**Task instructions**
Count how many lines hold the string "name". Answer with that number and nothing more.

[Entries from a dataset]
::::::

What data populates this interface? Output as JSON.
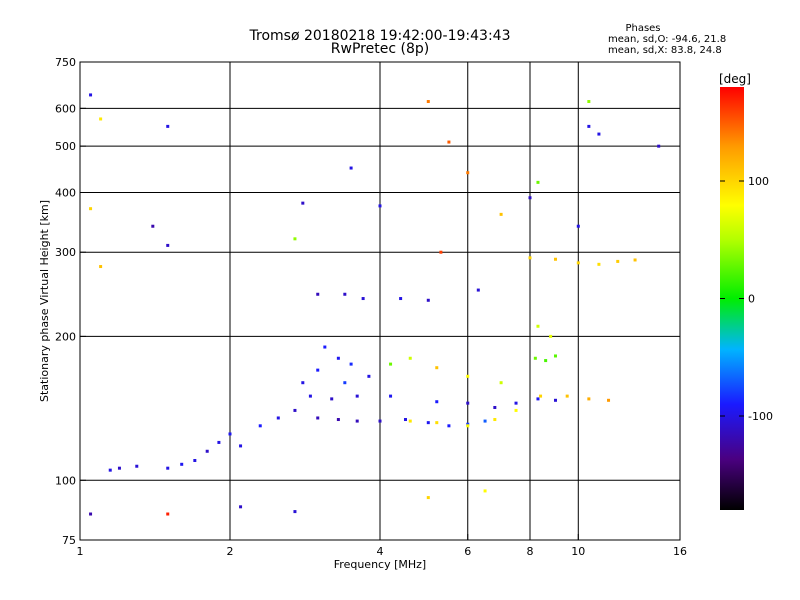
{
  "chart_data": {
    "type": "scatter",
    "title": "Tromsø 20180218 19:42:00-19:43:43",
    "subtitle": "RwPretec (8p)",
    "xlabel": "Frequency [MHz]",
    "ylabel": "Stationary phase Virtual Height [km]",
    "x_scale": "log",
    "y_scale": "log",
    "xlim": [
      1,
      16
    ],
    "ylim": [
      75,
      750
    ],
    "x_ticks": [
      1,
      2,
      4,
      6,
      8,
      10,
      16
    ],
    "y_ticks": [
      75,
      100,
      200,
      300,
      400,
      500,
      600,
      750
    ],
    "x_grid": [
      2,
      4,
      6,
      8,
      10
    ],
    "y_grid": [
      100,
      200,
      300,
      400,
      500,
      600
    ],
    "grid": true,
    "stats": {
      "heading": "Phases",
      "line1": "mean, sd,O: -94.6, 21.8",
      "line2": "mean, sd,X:  83.8, 24.8"
    },
    "colorbar": {
      "label": "[deg]",
      "range": [
        -180,
        180
      ],
      "ticks": [
        100,
        0,
        -100
      ],
      "tick_labels": [
        "100",
        "0",
        "-100"
      ]
    },
    "clusters": [
      {
        "name": "o-trace-low",
        "points": [
          [
            1.15,
            105,
            -100
          ],
          [
            1.2,
            106,
            -110
          ],
          [
            1.3,
            107,
            -105
          ],
          [
            1.5,
            106,
            -100
          ],
          [
            1.6,
            108,
            -95
          ],
          [
            1.7,
            110,
            -100
          ],
          [
            1.8,
            115,
            -110
          ],
          [
            1.9,
            120,
            -100
          ],
          [
            2.0,
            125,
            -95
          ],
          [
            2.1,
            118,
            -100
          ],
          [
            2.3,
            130,
            -90
          ],
          [
            2.5,
            135,
            -100
          ],
          [
            2.7,
            140,
            -110
          ]
        ]
      },
      {
        "name": "o-trace-mid",
        "points": [
          [
            3.0,
            135,
            -115
          ],
          [
            3.3,
            134,
            -120
          ],
          [
            3.6,
            133,
            -115
          ],
          [
            4.0,
            133,
            -110
          ],
          [
            4.5,
            134,
            -100
          ],
          [
            5.0,
            132,
            -95
          ],
          [
            5.5,
            130,
            -90
          ],
          [
            6.0,
            131,
            -80
          ],
          [
            6.5,
            133,
            -70
          ]
        ]
      },
      {
        "name": "o-trace-upper",
        "points": [
          [
            2.9,
            150,
            -100
          ],
          [
            3.2,
            148,
            -110
          ],
          [
            3.6,
            150,
            -105
          ],
          [
            4.2,
            150,
            -95
          ],
          [
            5.2,
            146,
            -90
          ],
          [
            6.0,
            145,
            -110
          ],
          [
            6.8,
            142,
            -110
          ],
          [
            7.5,
            145,
            -100
          ],
          [
            8.3,
            148,
            -95
          ],
          [
            9.0,
            147,
            -105
          ]
        ]
      },
      {
        "name": "spread-cloud",
        "points": [
          [
            2.8,
            160,
            -100
          ],
          [
            3.0,
            170,
            -90
          ],
          [
            3.3,
            180,
            -95
          ],
          [
            3.5,
            175,
            -85
          ],
          [
            3.8,
            165,
            -100
          ],
          [
            3.1,
            190,
            -90
          ],
          [
            3.4,
            160,
            -80
          ],
          [
            4.2,
            175,
            30
          ],
          [
            4.6,
            180,
            60
          ],
          [
            5.2,
            172,
            110
          ],
          [
            6.0,
            165,
            80
          ],
          [
            7.0,
            160,
            60
          ]
        ]
      },
      {
        "name": "x-trace",
        "points": [
          [
            4.6,
            133,
            90
          ],
          [
            5.2,
            132,
            95
          ],
          [
            6.0,
            130,
            80
          ],
          [
            6.8,
            134,
            90
          ],
          [
            7.5,
            140,
            80
          ],
          [
            8.4,
            150,
            100
          ],
          [
            9.5,
            150,
            110
          ],
          [
            10.5,
            148,
            120
          ],
          [
            11.5,
            147,
            130
          ]
        ]
      },
      {
        "name": "f-echo-upper",
        "points": [
          [
            3.0,
            245,
            -115
          ],
          [
            3.4,
            245,
            -110
          ],
          [
            3.7,
            240,
            -105
          ],
          [
            4.4,
            240,
            -100
          ],
          [
            5.0,
            238,
            -110
          ],
          [
            6.3,
            250,
            -105
          ]
        ]
      },
      {
        "name": "f-echo-x-upper",
        "points": [
          [
            8.0,
            292,
            100
          ],
          [
            9.0,
            290,
            110
          ],
          [
            10.0,
            285,
            100
          ],
          [
            11.0,
            283,
            95
          ],
          [
            12.0,
            287,
            105
          ],
          [
            13.0,
            289,
            110
          ]
        ]
      },
      {
        "name": "green-mid",
        "points": [
          [
            8.2,
            180,
            30
          ],
          [
            8.6,
            178,
            20
          ],
          [
            9.0,
            182,
            25
          ],
          [
            8.3,
            210,
            60
          ],
          [
            8.8,
            200,
            70
          ],
          [
            8.3,
            420,
            30
          ]
        ]
      },
      {
        "name": "scattered-noise",
        "points": [
          [
            1.05,
            640,
            -100
          ],
          [
            1.1,
            570,
            90
          ],
          [
            1.05,
            370,
            100
          ],
          [
            1.1,
            280,
            110
          ],
          [
            1.5,
            550,
            -100
          ],
          [
            1.4,
            340,
            -120
          ],
          [
            1.5,
            310,
            -110
          ],
          [
            3.5,
            450,
            -100
          ],
          [
            4.0,
            375,
            -100
          ],
          [
            5.0,
            620,
            140
          ],
          [
            5.5,
            510,
            150
          ],
          [
            6.0,
            440,
            140
          ],
          [
            7.0,
            360,
            110
          ],
          [
            8.0,
            390,
            -110
          ],
          [
            10.5,
            620,
            40
          ],
          [
            10.5,
            550,
            -100
          ],
          [
            11.0,
            530,
            -100
          ],
          [
            14.5,
            500,
            -110
          ],
          [
            1.5,
            85,
            170
          ],
          [
            2.1,
            88,
            -110
          ],
          [
            2.7,
            86,
            -105
          ],
          [
            5.0,
            92,
            100
          ],
          [
            6.5,
            95,
            80
          ],
          [
            1.05,
            85,
            -120
          ],
          [
            2.8,
            380,
            -110
          ],
          [
            2.7,
            320,
            40
          ],
          [
            5.3,
            300,
            160
          ],
          [
            10.0,
            340,
            -100
          ]
        ]
      }
    ]
  }
}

::::::

**Answer for the task**
9